> [Records for this task]
>>>>

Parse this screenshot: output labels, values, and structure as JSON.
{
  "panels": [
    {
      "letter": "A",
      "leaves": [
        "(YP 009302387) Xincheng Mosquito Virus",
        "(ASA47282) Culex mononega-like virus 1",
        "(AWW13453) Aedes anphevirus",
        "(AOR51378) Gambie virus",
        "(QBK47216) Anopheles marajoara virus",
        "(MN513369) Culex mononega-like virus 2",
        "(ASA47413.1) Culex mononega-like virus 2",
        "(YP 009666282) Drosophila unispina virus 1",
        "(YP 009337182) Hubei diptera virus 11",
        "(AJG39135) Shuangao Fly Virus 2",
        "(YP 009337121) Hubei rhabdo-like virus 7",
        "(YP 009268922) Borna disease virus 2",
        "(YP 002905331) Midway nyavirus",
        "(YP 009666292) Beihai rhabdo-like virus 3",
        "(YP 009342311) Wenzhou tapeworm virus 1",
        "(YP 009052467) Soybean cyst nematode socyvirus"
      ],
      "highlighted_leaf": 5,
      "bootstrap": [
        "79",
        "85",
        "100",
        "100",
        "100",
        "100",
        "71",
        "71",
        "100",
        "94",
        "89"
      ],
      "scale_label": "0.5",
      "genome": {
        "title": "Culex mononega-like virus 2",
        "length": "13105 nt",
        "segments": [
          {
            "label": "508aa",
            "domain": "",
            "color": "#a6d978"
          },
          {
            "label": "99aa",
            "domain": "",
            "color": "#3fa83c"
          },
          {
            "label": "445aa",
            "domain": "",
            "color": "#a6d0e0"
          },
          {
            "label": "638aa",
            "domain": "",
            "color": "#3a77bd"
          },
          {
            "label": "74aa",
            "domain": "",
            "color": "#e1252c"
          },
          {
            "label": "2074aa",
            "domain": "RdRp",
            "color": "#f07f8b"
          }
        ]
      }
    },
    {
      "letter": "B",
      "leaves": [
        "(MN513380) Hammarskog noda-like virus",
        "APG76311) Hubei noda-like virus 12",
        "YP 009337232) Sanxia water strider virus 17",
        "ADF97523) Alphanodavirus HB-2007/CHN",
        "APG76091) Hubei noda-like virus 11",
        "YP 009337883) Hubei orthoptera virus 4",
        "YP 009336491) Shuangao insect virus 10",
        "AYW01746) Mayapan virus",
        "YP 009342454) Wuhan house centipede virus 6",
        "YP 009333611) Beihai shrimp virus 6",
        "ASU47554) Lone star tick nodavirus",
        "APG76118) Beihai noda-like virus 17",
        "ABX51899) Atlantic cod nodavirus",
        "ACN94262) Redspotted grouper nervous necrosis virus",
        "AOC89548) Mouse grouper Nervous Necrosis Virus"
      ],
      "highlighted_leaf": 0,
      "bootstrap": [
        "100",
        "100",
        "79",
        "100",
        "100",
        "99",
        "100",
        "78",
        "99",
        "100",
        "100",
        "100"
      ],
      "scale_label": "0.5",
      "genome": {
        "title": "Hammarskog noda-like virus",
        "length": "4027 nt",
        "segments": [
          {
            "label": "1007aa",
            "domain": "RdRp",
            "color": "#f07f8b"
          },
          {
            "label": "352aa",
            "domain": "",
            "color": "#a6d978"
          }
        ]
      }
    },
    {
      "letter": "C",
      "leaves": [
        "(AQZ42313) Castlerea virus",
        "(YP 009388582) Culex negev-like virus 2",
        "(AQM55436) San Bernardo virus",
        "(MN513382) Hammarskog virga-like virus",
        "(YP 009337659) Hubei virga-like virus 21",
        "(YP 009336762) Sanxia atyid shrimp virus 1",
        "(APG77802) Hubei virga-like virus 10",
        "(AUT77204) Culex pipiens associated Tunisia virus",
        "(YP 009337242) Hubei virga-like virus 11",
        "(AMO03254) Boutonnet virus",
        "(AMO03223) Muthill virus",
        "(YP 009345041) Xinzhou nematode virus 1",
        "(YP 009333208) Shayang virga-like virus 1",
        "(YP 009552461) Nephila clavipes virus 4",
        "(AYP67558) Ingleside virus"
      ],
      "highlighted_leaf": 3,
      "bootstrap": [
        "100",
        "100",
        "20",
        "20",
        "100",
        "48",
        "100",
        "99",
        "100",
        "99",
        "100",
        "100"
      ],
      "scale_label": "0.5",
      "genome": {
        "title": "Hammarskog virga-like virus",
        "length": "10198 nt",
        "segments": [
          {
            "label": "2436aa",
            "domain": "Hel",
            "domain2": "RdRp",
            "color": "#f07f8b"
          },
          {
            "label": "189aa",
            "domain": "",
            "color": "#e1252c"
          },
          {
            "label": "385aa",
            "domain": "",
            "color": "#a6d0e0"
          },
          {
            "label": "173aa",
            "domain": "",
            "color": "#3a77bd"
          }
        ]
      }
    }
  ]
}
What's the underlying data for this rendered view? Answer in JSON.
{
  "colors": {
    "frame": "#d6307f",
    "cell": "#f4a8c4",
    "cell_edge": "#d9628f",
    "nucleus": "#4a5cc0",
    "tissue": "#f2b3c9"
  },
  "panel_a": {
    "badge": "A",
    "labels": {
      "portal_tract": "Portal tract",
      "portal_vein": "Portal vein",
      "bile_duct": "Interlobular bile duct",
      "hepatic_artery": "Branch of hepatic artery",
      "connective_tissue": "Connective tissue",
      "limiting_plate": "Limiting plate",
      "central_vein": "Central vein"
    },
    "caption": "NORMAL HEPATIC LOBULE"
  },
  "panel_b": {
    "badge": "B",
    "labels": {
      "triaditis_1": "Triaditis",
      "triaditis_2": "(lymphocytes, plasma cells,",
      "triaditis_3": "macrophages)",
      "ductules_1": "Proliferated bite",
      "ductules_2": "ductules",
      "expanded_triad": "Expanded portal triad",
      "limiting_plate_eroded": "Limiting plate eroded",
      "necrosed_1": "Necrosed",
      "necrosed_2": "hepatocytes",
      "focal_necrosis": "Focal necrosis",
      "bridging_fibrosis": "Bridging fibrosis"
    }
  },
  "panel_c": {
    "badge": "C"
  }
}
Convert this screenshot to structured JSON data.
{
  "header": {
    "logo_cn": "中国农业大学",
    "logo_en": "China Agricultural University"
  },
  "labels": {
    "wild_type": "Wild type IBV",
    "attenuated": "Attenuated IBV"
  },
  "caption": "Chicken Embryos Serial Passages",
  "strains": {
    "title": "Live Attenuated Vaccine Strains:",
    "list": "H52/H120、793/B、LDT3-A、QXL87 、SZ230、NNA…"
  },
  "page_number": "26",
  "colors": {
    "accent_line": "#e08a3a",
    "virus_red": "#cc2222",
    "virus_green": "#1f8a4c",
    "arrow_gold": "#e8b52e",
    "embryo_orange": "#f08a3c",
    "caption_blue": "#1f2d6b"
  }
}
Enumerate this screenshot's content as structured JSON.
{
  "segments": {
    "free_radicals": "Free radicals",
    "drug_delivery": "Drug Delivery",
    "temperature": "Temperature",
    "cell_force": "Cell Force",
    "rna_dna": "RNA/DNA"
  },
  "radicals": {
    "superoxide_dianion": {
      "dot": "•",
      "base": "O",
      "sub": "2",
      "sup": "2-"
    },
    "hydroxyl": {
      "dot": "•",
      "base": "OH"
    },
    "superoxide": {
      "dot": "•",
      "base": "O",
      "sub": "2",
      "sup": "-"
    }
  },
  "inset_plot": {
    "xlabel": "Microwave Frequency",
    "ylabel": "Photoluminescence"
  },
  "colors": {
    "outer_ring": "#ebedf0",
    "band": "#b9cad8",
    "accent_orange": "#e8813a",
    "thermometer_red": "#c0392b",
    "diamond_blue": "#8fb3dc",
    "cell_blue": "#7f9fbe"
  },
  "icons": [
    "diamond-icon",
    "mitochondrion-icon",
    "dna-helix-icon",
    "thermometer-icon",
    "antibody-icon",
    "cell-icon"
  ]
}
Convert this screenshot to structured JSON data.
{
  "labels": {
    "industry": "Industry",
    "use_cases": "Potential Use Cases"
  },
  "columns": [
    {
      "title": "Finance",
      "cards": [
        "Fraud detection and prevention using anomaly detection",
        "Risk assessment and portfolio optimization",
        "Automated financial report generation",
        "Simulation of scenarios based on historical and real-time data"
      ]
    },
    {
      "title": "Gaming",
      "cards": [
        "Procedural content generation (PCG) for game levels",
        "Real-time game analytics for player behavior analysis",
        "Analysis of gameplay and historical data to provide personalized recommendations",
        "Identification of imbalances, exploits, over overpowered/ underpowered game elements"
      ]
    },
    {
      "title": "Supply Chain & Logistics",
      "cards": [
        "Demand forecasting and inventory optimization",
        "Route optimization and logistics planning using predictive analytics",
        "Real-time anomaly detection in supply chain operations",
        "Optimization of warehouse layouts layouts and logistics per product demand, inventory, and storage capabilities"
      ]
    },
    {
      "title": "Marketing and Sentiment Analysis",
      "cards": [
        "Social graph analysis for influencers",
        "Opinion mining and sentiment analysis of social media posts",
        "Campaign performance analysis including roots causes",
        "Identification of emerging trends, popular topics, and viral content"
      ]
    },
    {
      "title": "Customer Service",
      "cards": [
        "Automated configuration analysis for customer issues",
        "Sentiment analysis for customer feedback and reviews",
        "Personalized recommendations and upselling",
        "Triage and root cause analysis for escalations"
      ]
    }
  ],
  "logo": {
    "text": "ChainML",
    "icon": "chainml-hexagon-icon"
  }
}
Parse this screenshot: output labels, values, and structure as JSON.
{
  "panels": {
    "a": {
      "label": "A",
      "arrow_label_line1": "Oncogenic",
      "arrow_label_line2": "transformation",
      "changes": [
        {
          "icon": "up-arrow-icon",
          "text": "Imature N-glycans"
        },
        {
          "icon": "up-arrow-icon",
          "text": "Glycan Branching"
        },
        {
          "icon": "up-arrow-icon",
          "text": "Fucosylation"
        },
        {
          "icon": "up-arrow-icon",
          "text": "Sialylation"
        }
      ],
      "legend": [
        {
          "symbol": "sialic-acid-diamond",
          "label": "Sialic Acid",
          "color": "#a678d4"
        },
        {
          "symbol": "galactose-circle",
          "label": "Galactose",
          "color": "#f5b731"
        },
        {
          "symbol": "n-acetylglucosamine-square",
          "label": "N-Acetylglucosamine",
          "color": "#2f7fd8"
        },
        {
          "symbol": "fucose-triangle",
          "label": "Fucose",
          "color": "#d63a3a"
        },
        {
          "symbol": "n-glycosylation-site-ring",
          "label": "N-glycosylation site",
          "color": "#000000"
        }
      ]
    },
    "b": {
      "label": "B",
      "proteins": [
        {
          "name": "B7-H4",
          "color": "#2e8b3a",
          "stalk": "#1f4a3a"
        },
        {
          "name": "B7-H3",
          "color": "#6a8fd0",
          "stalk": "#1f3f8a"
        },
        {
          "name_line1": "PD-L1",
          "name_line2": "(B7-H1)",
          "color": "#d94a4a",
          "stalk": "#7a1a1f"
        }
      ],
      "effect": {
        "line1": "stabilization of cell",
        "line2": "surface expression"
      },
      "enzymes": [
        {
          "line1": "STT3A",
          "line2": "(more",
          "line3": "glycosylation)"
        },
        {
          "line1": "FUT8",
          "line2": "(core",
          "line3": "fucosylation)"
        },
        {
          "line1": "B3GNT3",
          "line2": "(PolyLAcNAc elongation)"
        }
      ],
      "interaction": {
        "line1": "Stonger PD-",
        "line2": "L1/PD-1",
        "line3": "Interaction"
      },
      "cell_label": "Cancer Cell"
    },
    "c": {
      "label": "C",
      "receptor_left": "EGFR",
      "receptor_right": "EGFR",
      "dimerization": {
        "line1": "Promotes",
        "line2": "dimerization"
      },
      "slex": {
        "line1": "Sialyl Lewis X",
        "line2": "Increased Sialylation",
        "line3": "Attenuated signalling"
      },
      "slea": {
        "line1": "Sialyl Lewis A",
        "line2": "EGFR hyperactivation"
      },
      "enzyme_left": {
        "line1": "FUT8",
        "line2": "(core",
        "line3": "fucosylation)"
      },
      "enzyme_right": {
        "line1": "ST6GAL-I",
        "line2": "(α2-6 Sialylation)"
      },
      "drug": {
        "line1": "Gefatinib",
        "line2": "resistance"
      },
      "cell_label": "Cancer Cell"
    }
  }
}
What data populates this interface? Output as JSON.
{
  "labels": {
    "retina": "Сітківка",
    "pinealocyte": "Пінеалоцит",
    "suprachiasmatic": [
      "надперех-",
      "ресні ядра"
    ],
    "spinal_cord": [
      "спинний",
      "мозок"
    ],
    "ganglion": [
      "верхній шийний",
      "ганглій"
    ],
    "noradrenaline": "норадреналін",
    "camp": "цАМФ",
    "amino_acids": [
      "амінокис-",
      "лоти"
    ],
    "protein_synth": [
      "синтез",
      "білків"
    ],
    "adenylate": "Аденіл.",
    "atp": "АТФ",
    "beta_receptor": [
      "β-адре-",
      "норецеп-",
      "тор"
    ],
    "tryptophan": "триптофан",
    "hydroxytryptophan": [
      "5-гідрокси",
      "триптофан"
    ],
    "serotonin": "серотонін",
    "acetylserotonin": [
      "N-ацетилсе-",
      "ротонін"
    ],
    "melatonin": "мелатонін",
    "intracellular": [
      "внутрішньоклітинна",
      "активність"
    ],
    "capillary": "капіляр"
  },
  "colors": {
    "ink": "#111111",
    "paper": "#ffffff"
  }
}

<<<<

Scan the data for the word "virga" and copy every line where it shows up.

> [Result below]
        "(MN513382) Hammarskog virga-like virus",
        "(YP 009337659) Hubei virga-like virus 21",
        "(APG77802) Hubei virga-like virus 10",
        "(YP 009337242) Hubei virga-like virus 11",
        "(YP 009333208) Shayang virga-like virus 1",
        "title": "Hammarskog virga-like virus",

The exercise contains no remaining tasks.